> YOUR GOAL:
Repeat every line of the material, character for character.

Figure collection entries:
########################################
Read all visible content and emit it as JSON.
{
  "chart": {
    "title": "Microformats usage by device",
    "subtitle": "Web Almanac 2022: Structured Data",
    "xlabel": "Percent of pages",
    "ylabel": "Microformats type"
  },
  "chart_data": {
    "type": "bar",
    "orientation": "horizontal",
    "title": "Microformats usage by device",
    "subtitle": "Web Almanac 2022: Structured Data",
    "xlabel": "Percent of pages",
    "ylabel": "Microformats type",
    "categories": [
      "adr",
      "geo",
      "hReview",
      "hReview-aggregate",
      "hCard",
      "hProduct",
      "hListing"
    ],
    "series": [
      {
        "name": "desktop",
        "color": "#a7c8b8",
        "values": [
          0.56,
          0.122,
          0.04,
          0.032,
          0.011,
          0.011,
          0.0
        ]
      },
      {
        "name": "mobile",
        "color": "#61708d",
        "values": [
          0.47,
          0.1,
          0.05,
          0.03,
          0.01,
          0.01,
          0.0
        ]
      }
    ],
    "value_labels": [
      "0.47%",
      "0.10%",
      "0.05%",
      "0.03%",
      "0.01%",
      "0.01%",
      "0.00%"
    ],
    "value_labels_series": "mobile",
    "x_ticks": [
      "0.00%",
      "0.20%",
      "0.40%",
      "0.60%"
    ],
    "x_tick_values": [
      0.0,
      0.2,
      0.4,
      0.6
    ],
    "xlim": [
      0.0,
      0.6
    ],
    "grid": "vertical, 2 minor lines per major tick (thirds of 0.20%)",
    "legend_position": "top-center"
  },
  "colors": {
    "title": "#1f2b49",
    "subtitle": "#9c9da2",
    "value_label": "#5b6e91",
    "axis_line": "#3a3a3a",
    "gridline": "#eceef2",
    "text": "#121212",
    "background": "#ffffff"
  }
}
########################################
> WRITTEN RESPONSE:
Read all visible content and emit it as JSON.
{
  "chart": {
    "title": "Microformats usage by device",
    "subtitle": "Web Almanac 2022: Structured Data",
    "xlabel": "Percent of pages",
    "ylabel": "Microformats type"
  },
  "chart_data": {
    "type": "bar",
    "orientation": "horizontal",
    "title": "Microformats usage by device",
    "subtitle": "Web Almanac 2022: Structured Data",
    "xlabel": "Percent of pages",
    "ylabel": "Microformats type",
    "categories": [
      "adr",
      "geo",
      "hReview",
      "hReview-aggregate",
      "hCard",
      "hProduct",
      "hListing"
    ],
    "series": [
      {
        "name": "desktop",
        "color": "#a7c8b8",
        "values": [
          0.56,
          0.122,
          0.04,
          0.032,
          0.011,
          0.011,
          0.0
        ]
      },
      {
        "name": "mobile",
        "color": "#61708d",
        "values": [
          0.47,
          0.1,
          0.05,
          0.03,
          0.01,
          0.01,
          0.0
        ]
      }
    ],
    "value_labels": [
      "0.47%",
      "0.10%",
      "0.05%",
      "0.03%",
      "0.01%",
      "0.01%",
      "0.00%"
    ],
    "value_labels_series": "mobile",
    "x_ticks": [
      "0.00%",
      "0.20%",
      "0.40%",
      "0.60%"
    ],
    "x_tick_values": [
      0.0,
      0.2,
      0.4,
      0.6
    ],
    "xlim": [
      0.0,
      0.6
    ],
    "grid": "vertical, 2 minor lines per major tick (thirds of 0.20%)",
    "legend_position": "top-center"
  },
  "colors": {
    "title": "#1f2b49",
    "subtitle": "#9c9da2",
    "value_label": "#5b6e91",
    "axis_line": "#3a3a3a",
    "gridline": "#eceef2",
    "text": "#121212",
    "background": "#ffffff"
  }
}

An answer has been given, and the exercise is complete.